▶ **LISTED RECORDS**:
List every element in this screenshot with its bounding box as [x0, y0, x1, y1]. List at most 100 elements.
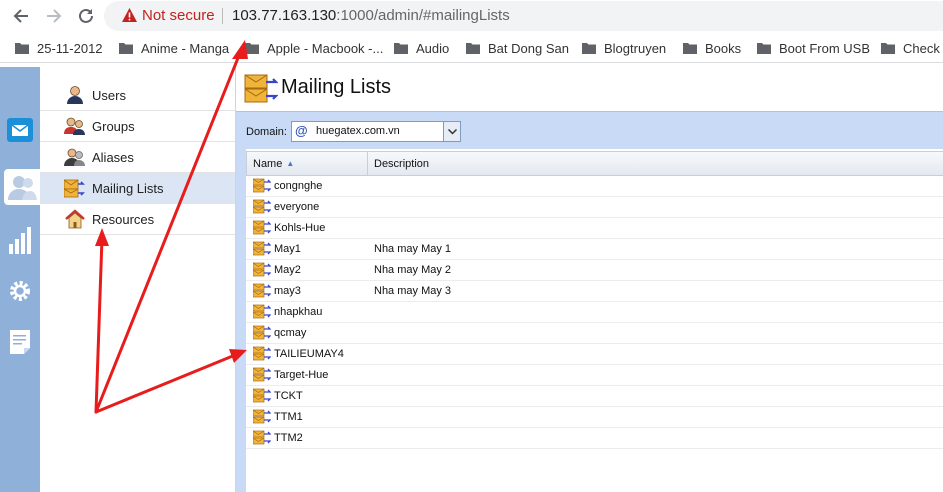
mailing-list-header-icon	[244, 74, 278, 103]
mailing-list-icon	[253, 220, 271, 235]
table-row[interactable]: congnghe	[246, 175, 943, 197]
reload-button[interactable]	[75, 5, 97, 27]
folder-icon	[881, 43, 895, 54]
cell-name: Kohls-Hue	[253, 217, 325, 238]
list-name: qcmay	[274, 326, 307, 339]
page-header: Mailing Lists	[236, 67, 943, 110]
cell-name: May2	[253, 259, 301, 280]
mailing-list-icon	[253, 388, 271, 403]
table-row[interactable]: May1 Nha may May 1	[246, 238, 943, 260]
subnav-label: Mailing Lists	[92, 180, 164, 196]
table-row[interactable]: nhapkhau	[246, 301, 943, 323]
bookmark-label: Apple - Macbook -...	[267, 40, 384, 56]
bookmark-folder[interactable]: Anime - Manga	[119, 39, 229, 57]
table-row[interactable]: Target-Hue	[246, 364, 943, 386]
rail-settings[interactable]	[0, 273, 40, 309]
subnav-item-mailing-lists[interactable]: Mailing Lists	[40, 173, 235, 204]
table-row[interactable]: May2 Nha may May 2	[246, 259, 943, 281]
bookmarks-bar: 25-11-2012 Anime - Manga Apple - Macbook…	[0, 32, 943, 63]
mailing-list-icon	[253, 346, 271, 361]
warning-icon[interactable]	[122, 8, 137, 22]
domain-select[interactable]: @ huegatex.com.vn	[291, 121, 461, 142]
folder-icon	[119, 43, 133, 54]
list-name: nhapkhau	[274, 305, 323, 318]
folder-icon	[245, 43, 259, 54]
table-row[interactable]: TTM1	[246, 406, 943, 428]
sort-ascending-icon: ▲	[286, 159, 295, 168]
mailing-list-table: Name ▲ Description congnghe everyone Kohls-…	[236, 149, 943, 492]
table-row[interactable]: everyone	[246, 196, 943, 218]
list-name: May2	[274, 263, 301, 276]
mailing-list-icon	[253, 409, 271, 424]
rail-stats[interactable]	[0, 222, 40, 258]
subnav-item-aliases[interactable]: Aliases	[40, 142, 235, 173]
list-name: TAILIEUMAY4	[274, 347, 344, 360]
mailing-list-icon	[253, 199, 271, 214]
list-name: May1	[274, 242, 301, 255]
forward-button[interactable]	[43, 5, 65, 27]
column-label: Description	[374, 157, 430, 170]
bookmark-folder[interactable]: Check I	[881, 39, 943, 57]
rail-users[interactable]	[4, 169, 40, 205]
mailing-list-icon	[253, 304, 271, 319]
page-title: Mailing Lists	[281, 76, 392, 98]
table-row[interactable]: TCKT	[246, 385, 943, 407]
bookmark-folder[interactable]: Books	[683, 39, 741, 57]
subnav-item-resources[interactable]: Resources	[40, 204, 235, 235]
security-label[interactable]: Not secure	[142, 7, 215, 24]
mail-icon	[7, 118, 33, 142]
url-text[interactable]: 103.77.163.130:1000/admin/#mailingLists	[232, 7, 510, 24]
subnav-label: Resources	[92, 211, 155, 227]
bookmark-label: Bat Dong San	[488, 40, 569, 56]
rail-notes[interactable]	[0, 324, 40, 360]
bookmark-folder[interactable]: Blogtruyen	[582, 39, 666, 57]
list-name: Target-Hue	[274, 368, 329, 381]
list-name: congnghe	[274, 179, 323, 192]
folder-icon	[757, 43, 771, 54]
cell-description: Nha may May 1	[374, 242, 452, 255]
bookmark-label: 25-11-2012	[37, 40, 103, 56]
folder-icon	[466, 43, 480, 54]
table-row[interactable]: may3 Nha may May 3	[246, 280, 943, 302]
mailing-list-icon	[253, 430, 271, 445]
dropdown-button[interactable]	[443, 122, 460, 141]
cell-name: TCKT	[253, 385, 303, 406]
folder-icon	[394, 43, 408, 54]
subnav-item-users[interactable]: Users	[40, 80, 235, 111]
cell-name: TTM1	[253, 406, 303, 427]
mailing-list-icon	[64, 179, 85, 198]
bookmark-folder[interactable]: Audio	[394, 39, 449, 57]
url-path: :1000/admin/#mailingLists	[336, 7, 510, 24]
bookmark-label: Anime - Manga	[141, 40, 230, 56]
table-row[interactable]: TAILIEUMAY4	[246, 343, 943, 365]
bookmark-folder[interactable]: Boot From USB	[757, 39, 870, 57]
mailing-list-icon	[253, 178, 271, 193]
subnav-label: Groups	[92, 118, 135, 134]
list-name: everyone	[274, 200, 320, 213]
chevron-down-icon	[447, 128, 457, 135]
table-row[interactable]: Kohls-Hue	[246, 217, 943, 239]
subnav-label: Users	[92, 87, 126, 103]
back-button[interactable]	[10, 5, 32, 27]
table-row[interactable]: TTM2	[246, 427, 943, 449]
list-name: TTM1	[274, 410, 303, 423]
cell-name: congnghe	[253, 175, 322, 196]
bookmark-folder[interactable]: Apple - Macbook -...	[245, 39, 383, 57]
rail-mail[interactable]	[0, 112, 40, 148]
mailing-list-icon	[253, 262, 271, 277]
address-bar[interactable]: Not secure 103.77.163.130:1000/admin/#ma…	[104, 1, 943, 31]
list-name: may3	[274, 284, 301, 297]
reload-icon	[79, 8, 93, 23]
domain-value: huegatex.com.vn	[316, 125, 400, 137]
table-row[interactable]: qcmay	[246, 322, 943, 344]
column-header-description[interactable]: Description	[368, 152, 943, 175]
column-label: Name	[253, 157, 283, 170]
bookmark-folder[interactable]: 25-11-2012	[15, 39, 103, 57]
bookmark-folder[interactable]: Bat Dong San	[466, 39, 569, 57]
house-icon	[65, 209, 85, 229]
subnav-item-groups[interactable]: Groups	[40, 111, 235, 142]
browser-toolbar: Not secure 103.77.163.130:1000/admin/#ma…	[0, 0, 943, 32]
column-header-name[interactable]: Name ▲	[246, 152, 368, 175]
app-rail	[0, 67, 40, 492]
back-arrow-icon	[13, 9, 28, 23]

▶ **WORK TO DO**:
Write out all of the data above line for line, changing nothing, and leave the pictures out of your copy.

▶ **CORRECT OUTPUT**:
List every element in this screenshot with its bounding box as [x0, y0, x1, y1]. List at most 100 elements.
mailing-list-header-icon	[244, 74, 278, 103]
mailing-list-icon	[253, 220, 271, 235]
table-row[interactable]: congnghe	[246, 175, 943, 197]
reload-button[interactable]	[75, 5, 97, 27]
folder-icon	[881, 43, 895, 54]
cell-name: Kohls-Hue	[253, 217, 325, 238]
list-name: qcmay	[274, 326, 307, 339]
page-header: Mailing Lists	[236, 67, 943, 110]
cell-name: May2	[253, 259, 301, 280]
mailing-list-icon	[253, 388, 271, 403]
table-row[interactable]: May1 Nha may May 1	[246, 238, 943, 260]
subnav-label: Mailing Lists	[92, 180, 164, 196]
table-row[interactable]: nhapkhau	[246, 301, 943, 323]
bookmark-label: Apple - Macbook -...	[267, 40, 384, 56]
bookmark-folder[interactable]: Anime - Manga	[119, 39, 229, 57]
table-row[interactable]: Target-Hue	[246, 364, 943, 386]
rail-settings[interactable]	[0, 273, 40, 309]
subnav-item-mailing-lists[interactable]: Mailing Lists	[40, 173, 235, 204]
table-row[interactable]: May2 Nha may May 2	[246, 259, 943, 281]
bookmarks-bar: 25-11-2012 Anime - Manga Apple - Macbook…	[0, 32, 943, 63]
mailing-list-icon	[253, 346, 271, 361]
warning-icon[interactable]	[122, 8, 137, 22]
domain-select[interactable]: @ huegatex.com.vn	[291, 121, 461, 142]
folder-icon	[119, 43, 133, 54]
list-name: nhapkhau	[274, 305, 323, 318]
folder-icon	[245, 43, 259, 54]
table-row[interactable]: TTM1	[246, 406, 943, 428]
sort-ascending-icon: ▲	[286, 159, 295, 168]
mailing-list-table: Name ▲ Description congnghe everyone Kohls-…	[236, 149, 943, 492]
table-row[interactable]: everyone	[246, 196, 943, 218]
list-name: May2	[274, 263, 301, 276]
mailing-list-icon	[253, 409, 271, 424]
rail-stats[interactable]	[0, 222, 40, 258]
subnav-item-aliases[interactable]: Aliases	[40, 142, 235, 173]
list-name: TAILIEUMAY4	[274, 347, 344, 360]
mailing-list-icon	[253, 199, 271, 214]
list-name: May1	[274, 242, 301, 255]
forward-button[interactable]	[43, 5, 65, 27]
column-label: Description	[374, 157, 430, 170]
bookmark-folder[interactable]: Check I	[881, 39, 943, 57]
rail-users[interactable]	[4, 169, 40, 205]
mailing-list-icon	[253, 304, 271, 319]
page-title: Mailing Lists	[281, 76, 392, 98]
table-row[interactable]: TCKT	[246, 385, 943, 407]
bookmark-folder[interactable]: Books	[683, 39, 741, 57]
subnav-item-resources[interactable]: Resources	[40, 204, 235, 235]
security-label[interactable]: Not secure	[142, 7, 215, 24]
mail-icon	[7, 118, 33, 142]
url-text[interactable]: 103.77.163.130:1000/admin/#mailingLists	[232, 7, 510, 24]
subnav-label: Resources	[92, 211, 155, 227]
bookmark-label: Bat Dong San	[488, 40, 569, 56]
rail-notes[interactable]	[0, 324, 40, 360]
bookmark-folder[interactable]: Blogtruyen	[582, 39, 666, 57]
list-name: Target-Hue	[274, 368, 329, 381]
list-name: congnghe	[274, 179, 323, 192]
folder-icon	[757, 43, 771, 54]
cell-description: Nha may May 1	[374, 242, 452, 255]
bookmark-label: 25-11-2012	[37, 40, 103, 56]
folder-icon	[466, 43, 480, 54]
table-row[interactable]: may3 Nha may May 3	[246, 280, 943, 302]
mailing-list-icon	[253, 430, 271, 445]
dropdown-button[interactable]	[443, 122, 460, 141]
cell-name: TCKT	[253, 385, 303, 406]
folder-icon	[394, 43, 408, 54]
subnav-item-users[interactable]: Users	[40, 80, 235, 111]
cell-name: TTM1	[253, 406, 303, 427]
mailing-list-icon	[64, 179, 85, 198]
bookmark-folder[interactable]: Audio	[394, 39, 449, 57]
url-path: :1000/admin/#mailingLists	[336, 7, 510, 24]
bookmark-label: Anime - Manga	[141, 40, 230, 56]
table-row[interactable]: TAILIEUMAY4	[246, 343, 943, 365]
bookmark-folder[interactable]: Boot From USB	[757, 39, 870, 57]
mailing-list-icon	[253, 178, 271, 193]
subnav-label: Groups	[92, 118, 135, 134]
list-name: everyone	[274, 200, 320, 213]
chevron-down-icon	[447, 128, 457, 135]
table-row[interactable]: Kohls-Hue	[246, 217, 943, 239]
subnav-label: Users	[92, 87, 126, 103]
back-button[interactable]	[10, 5, 32, 27]
table-row[interactable]: TTM2	[246, 427, 943, 449]
list-name: TTM1	[274, 410, 303, 423]
cell-name: congnghe	[253, 175, 322, 196]
bookmark-folder[interactable]: Apple - Macbook -...	[245, 39, 383, 57]
rail-mail[interactable]	[0, 112, 40, 148]
mailing-list-icon	[253, 262, 271, 277]
address-bar[interactable]: Not secure 103.77.163.130:1000/admin/#ma…	[104, 1, 943, 31]
list-name: may3	[274, 284, 301, 297]
reload-icon	[79, 8, 93, 23]
domain-value: huegatex.com.vn	[316, 125, 400, 137]
table-row[interactable]: qcmay	[246, 322, 943, 344]
column-header-description[interactable]: Description	[368, 152, 943, 175]
column-label: Name	[253, 157, 283, 170]
bookmark-folder[interactable]: 25-11-2012	[15, 39, 103, 57]
bookmark-folder[interactable]: Bat Dong San	[466, 39, 569, 57]
house-icon	[65, 209, 85, 229]
subnav-item-groups[interactable]: Groups	[40, 111, 235, 142]
browser-toolbar: Not secure 103.77.163.130:1000/admin/#ma…	[0, 0, 943, 32]
column-header-name[interactable]: Name ▲	[246, 152, 368, 175]
app-rail	[0, 67, 40, 492]
back-arrow-icon	[13, 9, 28, 23]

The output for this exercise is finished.